--- PROVIDED RECORDS ---
· · ·

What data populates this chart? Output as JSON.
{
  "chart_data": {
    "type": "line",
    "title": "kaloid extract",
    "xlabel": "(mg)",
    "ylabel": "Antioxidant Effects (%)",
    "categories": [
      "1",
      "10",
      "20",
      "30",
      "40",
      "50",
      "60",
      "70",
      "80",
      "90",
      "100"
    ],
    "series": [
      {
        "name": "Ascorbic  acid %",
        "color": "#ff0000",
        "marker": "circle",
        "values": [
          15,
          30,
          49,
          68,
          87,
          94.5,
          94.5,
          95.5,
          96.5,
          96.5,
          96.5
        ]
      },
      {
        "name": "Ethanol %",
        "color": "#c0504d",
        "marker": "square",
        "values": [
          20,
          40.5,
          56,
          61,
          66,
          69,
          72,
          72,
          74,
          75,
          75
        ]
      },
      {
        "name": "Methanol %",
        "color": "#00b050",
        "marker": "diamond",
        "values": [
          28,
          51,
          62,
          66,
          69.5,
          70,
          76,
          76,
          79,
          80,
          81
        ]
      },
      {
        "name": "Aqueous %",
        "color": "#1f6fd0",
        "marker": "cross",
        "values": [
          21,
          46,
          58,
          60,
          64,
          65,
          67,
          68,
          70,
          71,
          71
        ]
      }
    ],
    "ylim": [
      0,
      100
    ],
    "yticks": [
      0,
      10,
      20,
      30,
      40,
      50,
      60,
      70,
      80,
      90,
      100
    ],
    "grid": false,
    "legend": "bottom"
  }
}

· · ·

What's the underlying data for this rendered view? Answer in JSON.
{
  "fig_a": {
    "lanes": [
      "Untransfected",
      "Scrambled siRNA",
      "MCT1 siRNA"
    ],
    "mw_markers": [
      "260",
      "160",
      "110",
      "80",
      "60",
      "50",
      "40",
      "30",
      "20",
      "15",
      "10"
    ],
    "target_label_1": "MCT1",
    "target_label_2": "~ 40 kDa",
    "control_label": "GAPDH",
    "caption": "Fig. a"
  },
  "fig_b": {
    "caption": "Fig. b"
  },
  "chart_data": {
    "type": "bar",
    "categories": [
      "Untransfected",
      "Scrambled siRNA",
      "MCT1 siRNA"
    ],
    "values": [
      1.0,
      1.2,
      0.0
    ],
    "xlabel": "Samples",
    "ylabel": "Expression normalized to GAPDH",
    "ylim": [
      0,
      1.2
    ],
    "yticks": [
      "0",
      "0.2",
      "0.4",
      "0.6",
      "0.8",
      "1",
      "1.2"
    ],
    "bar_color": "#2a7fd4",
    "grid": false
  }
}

· · ·

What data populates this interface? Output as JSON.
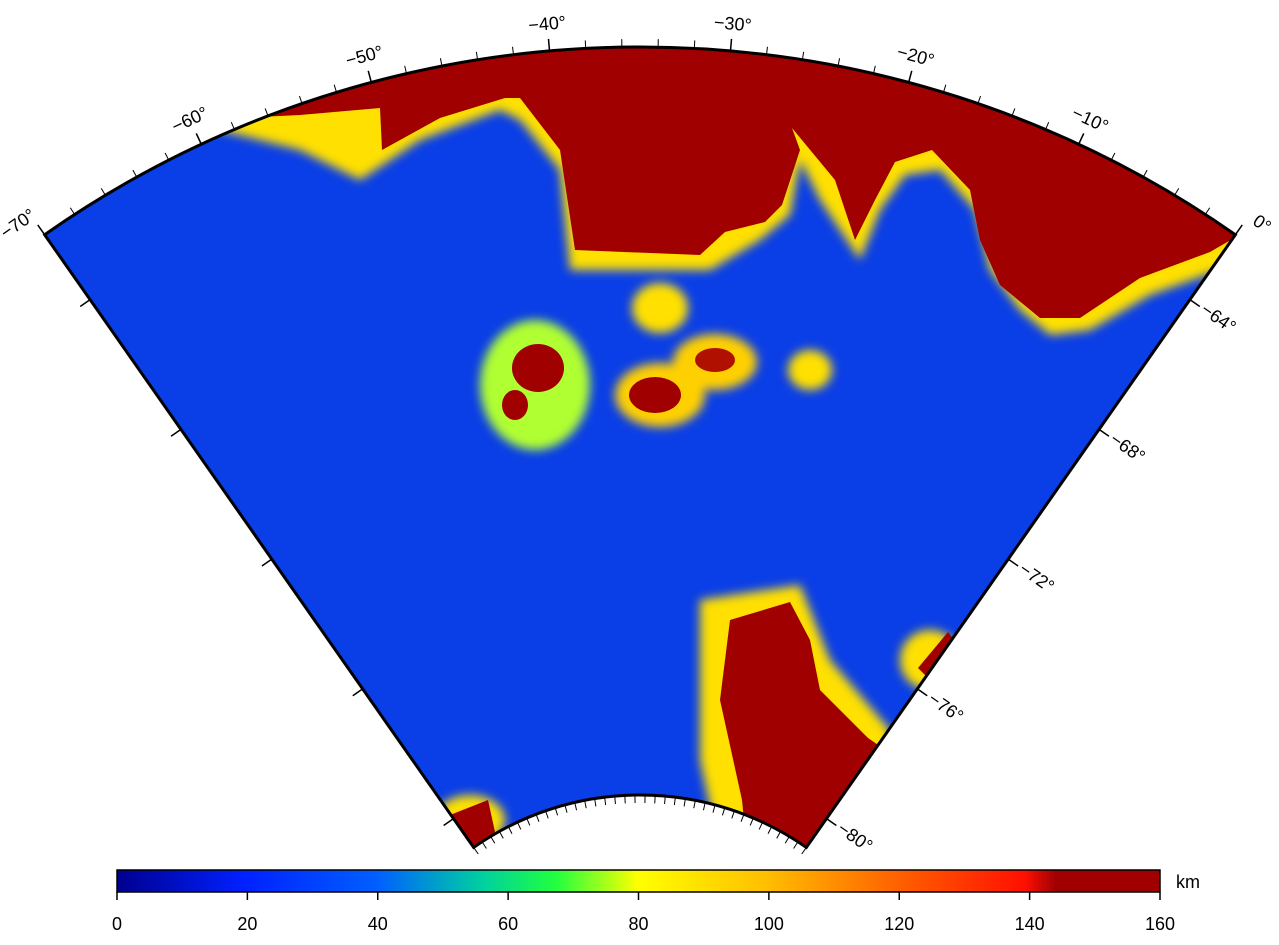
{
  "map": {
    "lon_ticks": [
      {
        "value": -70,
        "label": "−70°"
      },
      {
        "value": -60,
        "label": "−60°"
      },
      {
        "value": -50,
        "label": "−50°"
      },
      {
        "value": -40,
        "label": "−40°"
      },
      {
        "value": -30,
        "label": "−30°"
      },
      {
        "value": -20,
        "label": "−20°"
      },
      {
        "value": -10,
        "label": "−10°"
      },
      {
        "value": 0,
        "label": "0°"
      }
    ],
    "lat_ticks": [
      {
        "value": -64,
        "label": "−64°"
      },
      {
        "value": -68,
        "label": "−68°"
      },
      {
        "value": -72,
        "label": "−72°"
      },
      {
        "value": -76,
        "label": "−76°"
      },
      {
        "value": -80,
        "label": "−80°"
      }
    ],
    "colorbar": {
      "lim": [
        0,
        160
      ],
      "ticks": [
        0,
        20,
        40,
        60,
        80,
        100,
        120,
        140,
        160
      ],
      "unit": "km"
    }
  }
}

· · ·

--- WORK TO BE COMPLETED ---
Count every line of the records that holds the string "What". Write only the total.

--- CORRECT RESPONSE ---
3